Source data:
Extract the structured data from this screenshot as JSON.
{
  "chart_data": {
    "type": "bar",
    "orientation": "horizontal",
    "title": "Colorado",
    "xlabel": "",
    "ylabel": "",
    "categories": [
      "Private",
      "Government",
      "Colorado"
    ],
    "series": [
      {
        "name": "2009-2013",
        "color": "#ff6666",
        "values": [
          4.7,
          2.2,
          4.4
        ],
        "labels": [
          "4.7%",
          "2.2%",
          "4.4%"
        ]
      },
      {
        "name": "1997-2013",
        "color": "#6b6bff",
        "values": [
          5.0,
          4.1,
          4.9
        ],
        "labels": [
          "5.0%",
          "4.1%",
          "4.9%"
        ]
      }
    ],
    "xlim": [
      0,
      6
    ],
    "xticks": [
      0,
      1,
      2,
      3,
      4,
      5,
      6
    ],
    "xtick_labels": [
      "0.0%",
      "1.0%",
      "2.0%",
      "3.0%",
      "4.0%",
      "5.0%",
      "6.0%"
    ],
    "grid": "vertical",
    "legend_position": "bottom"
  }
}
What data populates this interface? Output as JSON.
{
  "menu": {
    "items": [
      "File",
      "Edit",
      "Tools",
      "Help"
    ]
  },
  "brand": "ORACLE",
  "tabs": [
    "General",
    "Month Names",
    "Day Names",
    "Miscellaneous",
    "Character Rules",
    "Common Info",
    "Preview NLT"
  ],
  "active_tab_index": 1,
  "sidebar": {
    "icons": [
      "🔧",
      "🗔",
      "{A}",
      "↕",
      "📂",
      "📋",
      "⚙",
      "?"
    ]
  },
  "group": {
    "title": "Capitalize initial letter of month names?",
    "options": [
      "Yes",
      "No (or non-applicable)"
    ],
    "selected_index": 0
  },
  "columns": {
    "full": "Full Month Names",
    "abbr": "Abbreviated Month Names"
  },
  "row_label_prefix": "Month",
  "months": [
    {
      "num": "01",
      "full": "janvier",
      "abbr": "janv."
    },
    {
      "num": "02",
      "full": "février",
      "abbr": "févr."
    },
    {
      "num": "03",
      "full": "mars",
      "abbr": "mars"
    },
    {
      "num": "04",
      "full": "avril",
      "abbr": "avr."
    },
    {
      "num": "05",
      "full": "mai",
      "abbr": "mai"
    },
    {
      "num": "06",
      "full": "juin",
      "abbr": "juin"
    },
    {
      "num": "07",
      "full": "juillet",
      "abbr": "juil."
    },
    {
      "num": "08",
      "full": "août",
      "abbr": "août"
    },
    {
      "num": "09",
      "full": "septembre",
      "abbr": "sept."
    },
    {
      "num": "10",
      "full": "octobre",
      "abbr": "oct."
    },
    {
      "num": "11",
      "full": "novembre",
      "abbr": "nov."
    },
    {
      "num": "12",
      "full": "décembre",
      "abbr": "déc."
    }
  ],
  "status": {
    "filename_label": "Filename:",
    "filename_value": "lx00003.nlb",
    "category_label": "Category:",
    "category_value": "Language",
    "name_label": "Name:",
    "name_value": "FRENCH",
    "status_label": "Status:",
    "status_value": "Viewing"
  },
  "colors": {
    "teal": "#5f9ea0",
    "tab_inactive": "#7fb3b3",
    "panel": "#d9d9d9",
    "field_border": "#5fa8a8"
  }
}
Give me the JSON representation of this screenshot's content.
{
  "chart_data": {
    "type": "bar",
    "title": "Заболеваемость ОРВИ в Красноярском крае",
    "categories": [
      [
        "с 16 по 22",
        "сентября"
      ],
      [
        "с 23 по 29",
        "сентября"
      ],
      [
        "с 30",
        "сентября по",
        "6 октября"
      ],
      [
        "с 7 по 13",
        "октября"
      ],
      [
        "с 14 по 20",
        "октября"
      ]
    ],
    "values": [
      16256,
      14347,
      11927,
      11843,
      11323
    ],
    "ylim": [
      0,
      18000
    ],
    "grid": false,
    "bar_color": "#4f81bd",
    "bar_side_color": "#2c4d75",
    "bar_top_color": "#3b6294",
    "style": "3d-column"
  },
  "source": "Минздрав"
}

Exercise goal: Every line of the data above should be reproduced word for word.

Task output:
Extract the structured data from this screenshot as JSON.
{
  "chart_data": {
    "type": "bar",
    "orientation": "horizontal",
    "title": "Colorado",
    "xlabel": "",
    "ylabel": "",
    "categories": [
      "Private",
      "Government",
      "Colorado"
    ],
    "series": [
      {
        "name": "2009-2013",
        "color": "#ff6666",
        "values": [
          4.7,
          2.2,
          4.4
        ],
        "labels": [
          "4.7%",
          "2.2%",
          "4.4%"
        ]
      },
      {
        "name": "1997-2013",
        "color": "#6b6bff",
        "values": [
          5.0,
          4.1,
          4.9
        ],
        "labels": [
          "5.0%",
          "4.1%",
          "4.9%"
        ]
      }
    ],
    "xlim": [
      0,
      6
    ],
    "xticks": [
      0,
      1,
      2,
      3,
      4,
      5,
      6
    ],
    "xtick_labels": [
      "0.0%",
      "1.0%",
      "2.0%",
      "3.0%",
      "4.0%",
      "5.0%",
      "6.0%"
    ],
    "grid": "vertical",
    "legend_position": "bottom"
  }
}
What data populates this interface? Output as JSON.
{
  "menu": {
    "items": [
      "File",
      "Edit",
      "Tools",
      "Help"
    ]
  },
  "brand": "ORACLE",
  "tabs": [
    "General",
    "Month Names",
    "Day Names",
    "Miscellaneous",
    "Character Rules",
    "Common Info",
    "Preview NLT"
  ],
  "active_tab_index": 1,
  "sidebar": {
    "icons": [
      "🔧",
      "🗔",
      "{A}",
      "↕",
      "📂",
      "📋",
      "⚙",
      "?"
    ]
  },
  "group": {
    "title": "Capitalize initial letter of month names?",
    "options": [
      "Yes",
      "No (or non-applicable)"
    ],
    "selected_index": 0
  },
  "columns": {
    "full": "Full Month Names",
    "abbr": "Abbreviated Month Names"
  },
  "row_label_prefix": "Month",
  "months": [
    {
      "num": "01",
      "full": "janvier",
      "abbr": "janv."
    },
    {
      "num": "02",
      "full": "février",
      "abbr": "févr."
    },
    {
      "num": "03",
      "full": "mars",
      "abbr": "mars"
    },
    {
      "num": "04",
      "full": "avril",
      "abbr": "avr."
    },
    {
      "num": "05",
      "full": "mai",
      "abbr": "mai"
    },
    {
      "num": "06",
      "full": "juin",
      "abbr": "juin"
    },
    {
      "num": "07",
      "full": "juillet",
      "abbr": "juil."
    },
    {
      "num": "08",
      "full": "août",
      "abbr": "août"
    },
    {
      "num": "09",
      "full": "septembre",
      "abbr": "sept."
    },
    {
      "num": "10",
      "full": "octobre",
      "abbr": "oct."
    },
    {
      "num": "11",
      "full": "novembre",
      "abbr": "nov."
    },
    {
      "num": "12",
      "full": "décembre",
      "abbr": "déc."
    }
  ],
  "status": {
    "filename_label": "Filename:",
    "filename_value": "lx00003.nlb",
    "category_label": "Category:",
    "category_value": "Language",
    "name_label": "Name:",
    "name_value": "FRENCH",
    "status_label": "Status:",
    "status_value": "Viewing"
  },
  "colors": {
    "teal": "#5f9ea0",
    "tab_inactive": "#7fb3b3",
    "panel": "#d9d9d9",
    "field_border": "#5fa8a8"
  }
}
Give me the JSON representation of this screenshot's content.
{
  "chart_data": {
    "type": "bar",
    "title": "Заболеваемость ОРВИ в Красноярском крае",
    "categories": [
      [
        "с 16 по 22",
        "сентября"
      ],
      [
        "с 23 по 29",
        "сентября"
      ],
      [
        "с 30",
        "сентября по",
        "6 октября"
      ],
      [
        "с 7 по 13",
        "октября"
      ],
      [
        "с 14 по 20",
        "октября"
      ]
    ],
    "values": [
      16256,
      14347,
      11927,
      11843,
      11323
    ],
    "ylim": [
      0,
      18000
    ],
    "grid": false,
    "bar_color": "#4f81bd",
    "bar_side_color": "#2c4d75",
    "bar_top_color": "#3b6294",
    "style": "3d-column"
  },
  "source": "Минздрав"
}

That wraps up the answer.